--- EXERCISE PROMPT ---
Transcribe each record below word for word.

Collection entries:

──────────────────────────────

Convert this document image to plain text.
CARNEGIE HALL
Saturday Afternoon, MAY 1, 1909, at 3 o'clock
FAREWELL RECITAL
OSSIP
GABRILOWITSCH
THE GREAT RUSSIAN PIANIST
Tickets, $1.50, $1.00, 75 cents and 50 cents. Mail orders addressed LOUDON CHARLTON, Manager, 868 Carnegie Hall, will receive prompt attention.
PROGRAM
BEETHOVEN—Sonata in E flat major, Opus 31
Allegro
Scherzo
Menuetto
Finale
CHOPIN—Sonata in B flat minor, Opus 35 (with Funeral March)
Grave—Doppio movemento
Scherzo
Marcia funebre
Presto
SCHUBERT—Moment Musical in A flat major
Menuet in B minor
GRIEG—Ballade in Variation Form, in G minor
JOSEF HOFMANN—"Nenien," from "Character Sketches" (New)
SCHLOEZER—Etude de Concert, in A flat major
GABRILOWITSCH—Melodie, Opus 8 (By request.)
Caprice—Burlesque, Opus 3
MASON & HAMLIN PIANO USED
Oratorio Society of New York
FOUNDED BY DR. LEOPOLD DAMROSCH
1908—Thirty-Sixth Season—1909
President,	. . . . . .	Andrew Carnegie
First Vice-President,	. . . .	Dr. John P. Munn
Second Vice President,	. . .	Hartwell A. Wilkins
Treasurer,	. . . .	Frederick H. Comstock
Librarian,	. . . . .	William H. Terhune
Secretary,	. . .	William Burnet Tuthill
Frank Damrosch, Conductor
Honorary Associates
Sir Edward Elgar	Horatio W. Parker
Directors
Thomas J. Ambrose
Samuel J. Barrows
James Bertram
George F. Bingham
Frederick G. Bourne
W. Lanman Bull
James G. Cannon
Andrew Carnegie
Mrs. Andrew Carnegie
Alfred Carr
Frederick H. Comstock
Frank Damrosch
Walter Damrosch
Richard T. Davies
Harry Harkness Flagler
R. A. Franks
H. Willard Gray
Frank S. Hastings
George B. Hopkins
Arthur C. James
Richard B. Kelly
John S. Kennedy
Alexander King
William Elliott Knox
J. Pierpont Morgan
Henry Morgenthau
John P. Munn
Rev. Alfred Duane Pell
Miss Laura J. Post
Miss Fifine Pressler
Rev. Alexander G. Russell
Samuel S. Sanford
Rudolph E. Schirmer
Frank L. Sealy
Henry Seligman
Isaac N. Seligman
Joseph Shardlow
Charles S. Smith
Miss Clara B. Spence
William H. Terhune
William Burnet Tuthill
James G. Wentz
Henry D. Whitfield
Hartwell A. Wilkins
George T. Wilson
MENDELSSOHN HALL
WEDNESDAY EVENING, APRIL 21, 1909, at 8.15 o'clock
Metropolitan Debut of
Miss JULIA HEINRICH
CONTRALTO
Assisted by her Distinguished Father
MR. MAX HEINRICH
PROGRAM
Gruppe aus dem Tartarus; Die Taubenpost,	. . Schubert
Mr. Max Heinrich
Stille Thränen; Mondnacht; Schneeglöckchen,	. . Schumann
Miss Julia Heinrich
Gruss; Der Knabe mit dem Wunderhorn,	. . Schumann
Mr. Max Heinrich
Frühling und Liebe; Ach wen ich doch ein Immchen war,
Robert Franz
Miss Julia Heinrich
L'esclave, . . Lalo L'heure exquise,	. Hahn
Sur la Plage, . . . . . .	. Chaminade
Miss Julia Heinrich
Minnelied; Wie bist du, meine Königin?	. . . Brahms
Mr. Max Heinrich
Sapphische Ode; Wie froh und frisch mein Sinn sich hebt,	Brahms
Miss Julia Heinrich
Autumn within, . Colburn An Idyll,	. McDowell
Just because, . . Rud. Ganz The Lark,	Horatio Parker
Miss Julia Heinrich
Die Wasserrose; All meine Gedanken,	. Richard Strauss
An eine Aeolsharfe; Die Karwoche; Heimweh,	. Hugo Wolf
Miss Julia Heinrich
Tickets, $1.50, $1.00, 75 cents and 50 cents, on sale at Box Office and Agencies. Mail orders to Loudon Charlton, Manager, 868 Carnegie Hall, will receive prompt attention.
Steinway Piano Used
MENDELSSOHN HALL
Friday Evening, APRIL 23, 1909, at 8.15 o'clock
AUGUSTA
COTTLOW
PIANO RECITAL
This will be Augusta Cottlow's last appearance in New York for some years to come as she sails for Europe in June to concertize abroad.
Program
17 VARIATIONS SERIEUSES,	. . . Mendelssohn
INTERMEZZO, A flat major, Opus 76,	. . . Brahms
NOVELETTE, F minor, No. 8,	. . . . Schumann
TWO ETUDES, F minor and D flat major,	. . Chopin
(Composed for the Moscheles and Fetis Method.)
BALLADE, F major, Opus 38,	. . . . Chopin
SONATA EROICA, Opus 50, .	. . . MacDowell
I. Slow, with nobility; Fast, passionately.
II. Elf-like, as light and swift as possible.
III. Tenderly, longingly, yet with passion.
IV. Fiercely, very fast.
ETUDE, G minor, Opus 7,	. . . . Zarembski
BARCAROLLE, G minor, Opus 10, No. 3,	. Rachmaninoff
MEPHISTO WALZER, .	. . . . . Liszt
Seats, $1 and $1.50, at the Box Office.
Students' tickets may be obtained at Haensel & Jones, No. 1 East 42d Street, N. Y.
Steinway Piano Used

──────────────────────────────

--- RESULT FOR THIS TASK ---
Convert this document image to plain text.
CARNEGIE HALL
Saturday Afternoon, MAY 1, 1909, at 3 o'clock
FAREWELL RECITAL
OSSIP
GABRILOWITSCH
THE GREAT RUSSIAN PIANIST
Tickets, $1.50, $1.00, 75 cents and 50 cents. Mail orders addressed LOUDON CHARLTON, Manager, 868 Carnegie Hall, will receive prompt attention.
PROGRAM
BEETHOVEN—Sonata in E flat major, Opus 31
Allegro
Scherzo
Menuetto
Finale
CHOPIN—Sonata in B flat minor, Opus 35 (with Funeral March)
Grave—Doppio movemento
Scherzo
Marcia funebre
Presto
SCHUBERT—Moment Musical in A flat major
Menuet in B minor
GRIEG—Ballade in Variation Form, in G minor
JOSEF HOFMANN—"Nenien," from "Character Sketches" (New)
SCHLOEZER—Etude de Concert, in A flat major
GABRILOWITSCH—Melodie, Opus 8 (By request.)
Caprice—Burlesque, Opus 3
MASON & HAMLIN PIANO USED
Oratorio Society of New York
FOUNDED BY DR. LEOPOLD DAMROSCH
1908—Thirty-Sixth Season—1909
President,	. . . . . .	Andrew Carnegie
First Vice-President,	. . . .	Dr. John P. Munn
Second Vice President,	. . .	Hartwell A. Wilkins
Treasurer,	. . . .	Frederick H. Comstock
Librarian,	. . . . .	William H. Terhune
Secretary,	. . .	William Burnet Tuthill
Frank Damrosch, Conductor
Honorary Associates
Sir Edward Elgar	Horatio W. Parker
Directors
Thomas J. Ambrose
Samuel J. Barrows
James Bertram
George F. Bingham
Frederick G. Bourne
W. Lanman Bull
James G. Cannon
Andrew Carnegie
Mrs. Andrew Carnegie
Alfred Carr
Frederick H. Comstock
Frank Damrosch
Walter Damrosch
Richard T. Davies
Harry Harkness Flagler
R. A. Franks
H. Willard Gray
Frank S. Hastings
George B. Hopkins
Arthur C. James
Richard B. Kelly
John S. Kennedy
Alexander King
William Elliott Knox
J. Pierpont Morgan
Henry Morgenthau
John P. Munn
Rev. Alfred Duane Pell
Miss Laura J. Post
Miss Fifine Pressler
Rev. Alexander G. Russell
Samuel S. Sanford
Rudolph E. Schirmer
Frank L. Sealy
Henry Seligman
Isaac N. Seligman
Joseph Shardlow
Charles S. Smith
Miss Clara B. Spence
William H. Terhune
William Burnet Tuthill
James G. Wentz
Henry D. Whitfield
Hartwell A. Wilkins
George T. Wilson
MENDELSSOHN HALL
WEDNESDAY EVENING, APRIL 21, 1909, at 8.15 o'clock
Metropolitan Debut of
Miss JULIA HEINRICH
CONTRALTO
Assisted by her Distinguished Father
MR. MAX HEINRICH
PROGRAM
Gruppe aus dem Tartarus; Die Taubenpost,	. . Schubert
Mr. Max Heinrich
Stille Thränen; Mondnacht; Schneeglöckchen,	. . Schumann
Miss Julia Heinrich
Gruss; Der Knabe mit dem Wunderhorn,	. . Schumann
Mr. Max Heinrich
Frühling und Liebe; Ach wen ich doch ein Immchen war,
Robert Franz
Miss Julia Heinrich
L'esclave, . . Lalo L'heure exquise,	. Hahn
Sur la Plage, . . . . . .	. Chaminade
Miss Julia Heinrich
Minnelied; Wie bist du, meine Königin?	. . . Brahms
Mr. Max Heinrich
Sapphische Ode; Wie froh und frisch mein Sinn sich hebt,	Brahms
Miss Julia Heinrich
Autumn within, . Colburn An Idyll,	. McDowell
Just because, . . Rud. Ganz The Lark,	Horatio Parker
Miss Julia Heinrich
Die Wasserrose; All meine Gedanken,	. Richard Strauss
An eine Aeolsharfe; Die Karwoche; Heimweh,	. Hugo Wolf
Miss Julia Heinrich
Tickets, $1.50, $1.00, 75 cents and 50 cents, on sale at Box Office and Agencies. Mail orders to Loudon Charlton, Manager, 868 Carnegie Hall, will receive prompt attention.
Steinway Piano Used
MENDELSSOHN HALL
Friday Evening, APRIL 23, 1909, at 8.15 o'clock
AUGUSTA
COTTLOW
PIANO RECITAL
This will be Augusta Cottlow's last appearance in New York for some years to come as she sails for Europe in June to concertize abroad.
Program
17 VARIATIONS SERIEUSES,	. . . Mendelssohn
INTERMEZZO, A flat major, Opus 76,	. . . Brahms
NOVELETTE, F minor, No. 8,	. . . . Schumann
TWO ETUDES, F minor and D flat major,	. . Chopin
(Composed for the Moscheles and Fetis Method.)
BALLADE, F major, Opus 38,	. . . . Chopin
SONATA EROICA, Opus 50, .	. . . MacDowell
I. Slow, with nobility; Fast, passionately.
II. Elf-like, as light and swift as possible.
III. Tenderly, longingly, yet with passion.
IV. Fiercely, very fast.
ETUDE, G minor, Opus 7,	. . . . Zarembski
BARCAROLLE, G minor, Opus 10, No. 3,	. Rachmaninoff
MEPHISTO WALZER, .	. . . . . Liszt
Seats, $1 and $1.50, at the Box Office.
Students' tickets may be obtained at Haensel & Jones, No. 1 East 42d Street, N. Y.
Steinway Piano Used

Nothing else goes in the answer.